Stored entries
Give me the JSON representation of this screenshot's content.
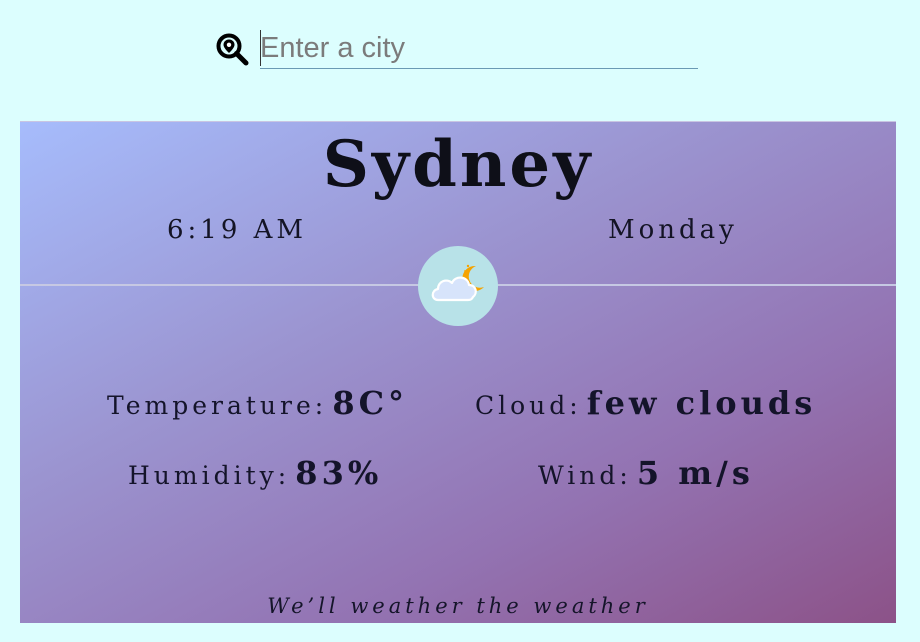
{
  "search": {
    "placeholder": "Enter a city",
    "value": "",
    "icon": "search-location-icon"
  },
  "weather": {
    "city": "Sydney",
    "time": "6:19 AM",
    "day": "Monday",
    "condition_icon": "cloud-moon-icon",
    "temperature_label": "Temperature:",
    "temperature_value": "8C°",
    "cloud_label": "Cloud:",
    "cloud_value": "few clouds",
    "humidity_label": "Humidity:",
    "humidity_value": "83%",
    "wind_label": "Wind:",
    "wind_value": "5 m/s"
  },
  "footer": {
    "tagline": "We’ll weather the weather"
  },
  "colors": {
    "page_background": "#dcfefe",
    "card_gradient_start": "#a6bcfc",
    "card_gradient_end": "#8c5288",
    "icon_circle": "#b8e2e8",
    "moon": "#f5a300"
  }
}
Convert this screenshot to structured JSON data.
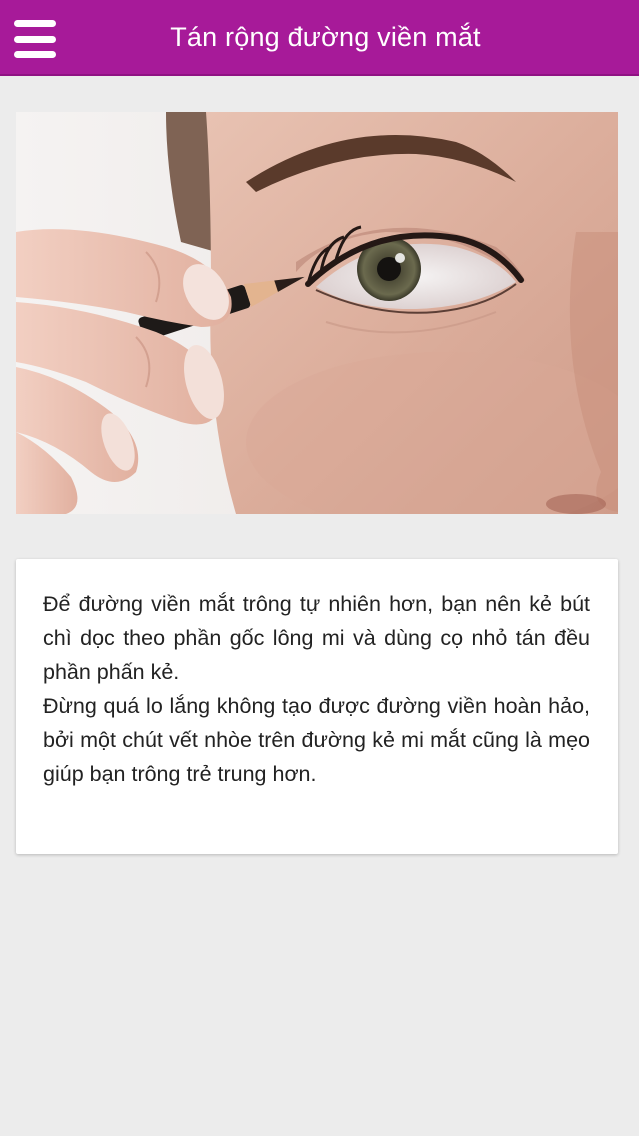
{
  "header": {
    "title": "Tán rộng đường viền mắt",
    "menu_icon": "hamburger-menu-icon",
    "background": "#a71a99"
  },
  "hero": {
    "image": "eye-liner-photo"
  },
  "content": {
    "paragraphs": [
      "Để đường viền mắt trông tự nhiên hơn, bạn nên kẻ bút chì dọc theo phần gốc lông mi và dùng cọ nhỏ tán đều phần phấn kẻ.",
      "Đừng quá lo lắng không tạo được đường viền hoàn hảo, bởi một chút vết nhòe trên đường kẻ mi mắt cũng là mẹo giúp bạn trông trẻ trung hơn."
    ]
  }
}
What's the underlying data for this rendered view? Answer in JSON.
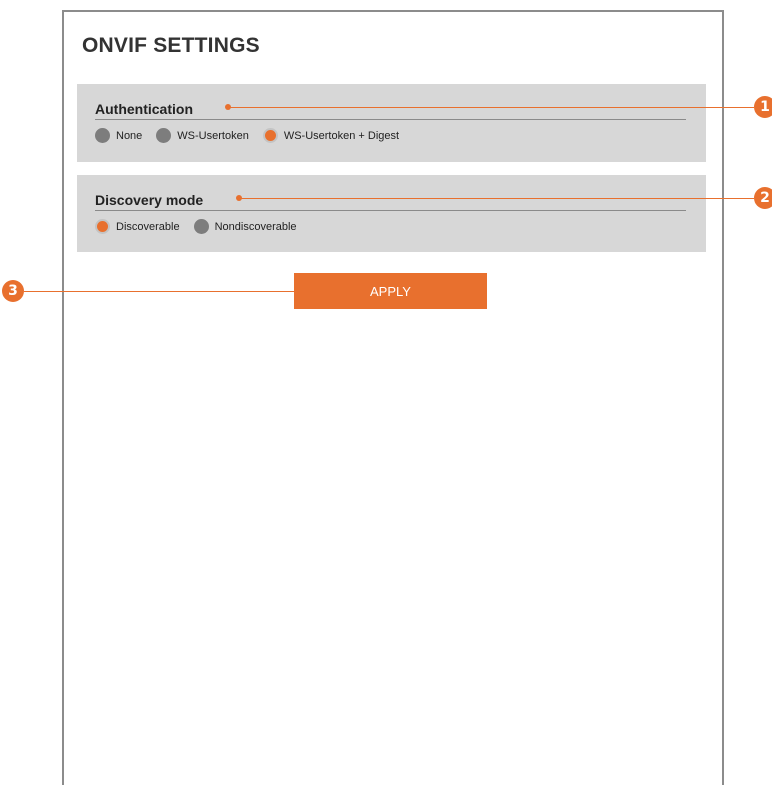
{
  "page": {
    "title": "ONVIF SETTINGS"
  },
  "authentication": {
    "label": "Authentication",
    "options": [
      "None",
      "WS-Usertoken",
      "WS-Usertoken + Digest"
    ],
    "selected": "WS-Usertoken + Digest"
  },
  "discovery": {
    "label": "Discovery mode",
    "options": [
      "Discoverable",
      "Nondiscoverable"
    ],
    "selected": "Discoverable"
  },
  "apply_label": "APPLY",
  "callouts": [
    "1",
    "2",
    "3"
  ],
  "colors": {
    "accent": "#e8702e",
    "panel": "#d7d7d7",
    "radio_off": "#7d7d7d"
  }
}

● **Exercise aim**: Take the data above and repeat it exactly, leaving each picture out.

● **Result for this task**:
Give me the JSON representation of this screenshot's content.
{
  "search": {
    "placeholder": "Enter a city",
    "value": "",
    "icon": "search-location-icon"
  },
  "weather": {
    "city": "Sydney",
    "time": "6:19 AM",
    "day": "Monday",
    "condition_icon": "cloud-moon-icon",
    "temperature_label": "Temperature:",
    "temperature_value": "8C°",
    "cloud_label": "Cloud:",
    "cloud_value": "few clouds",
    "humidity_label": "Humidity:",
    "humidity_value": "83%",
    "wind_label": "Wind:",
    "wind_value": "5 m/s"
  },
  "footer": {
    "tagline": "We’ll weather the weather"
  },
  "colors": {
    "page_background": "#dcfefe",
    "card_gradient_start": "#a6bcfc",
    "card_gradient_end": "#8c5288",
    "icon_circle": "#b8e2e8",
    "moon": "#f5a300"
  }
}
Convert this screenshot to structured JSON data.
{
  "header": {
    "title": "Tán rộng đường viền mắt",
    "menu_icon": "hamburger-menu-icon",
    "background": "#a71a99"
  },
  "hero": {
    "image": "eye-liner-photo"
  },
  "content": {
    "paragraphs": [
      "Để đường viền mắt trông tự nhiên hơn, bạn nên kẻ bút chì dọc theo phần gốc lông mi và dùng cọ nhỏ tán đều phần phấn kẻ.",
      "Đừng quá lo lắng không tạo được đường viền hoàn hảo, bởi một chút vết nhòe trên đường kẻ mi mắt cũng là mẹo giúp bạn trông trẻ trung hơn."
    ]
  }
}
What's the underlying data for this rendered view? Answer in JSON.
{
  "page": {
    "title": "ONVIF SETTINGS"
  },
  "authentication": {
    "label": "Authentication",
    "options": [
      "None",
      "WS-Usertoken",
      "WS-Usertoken + Digest"
    ],
    "selected": "WS-Usertoken + Digest"
  },
  "discovery": {
    "label": "Discovery mode",
    "options": [
      "Discoverable",
      "Nondiscoverable"
    ],
    "selected": "Discoverable"
  },
  "apply_label": "APPLY",
  "callouts": [
    "1",
    "2",
    "3"
  ],
  "colors": {
    "accent": "#e8702e",
    "panel": "#d7d7d7",
    "radio_off": "#7d7d7d"
  }
}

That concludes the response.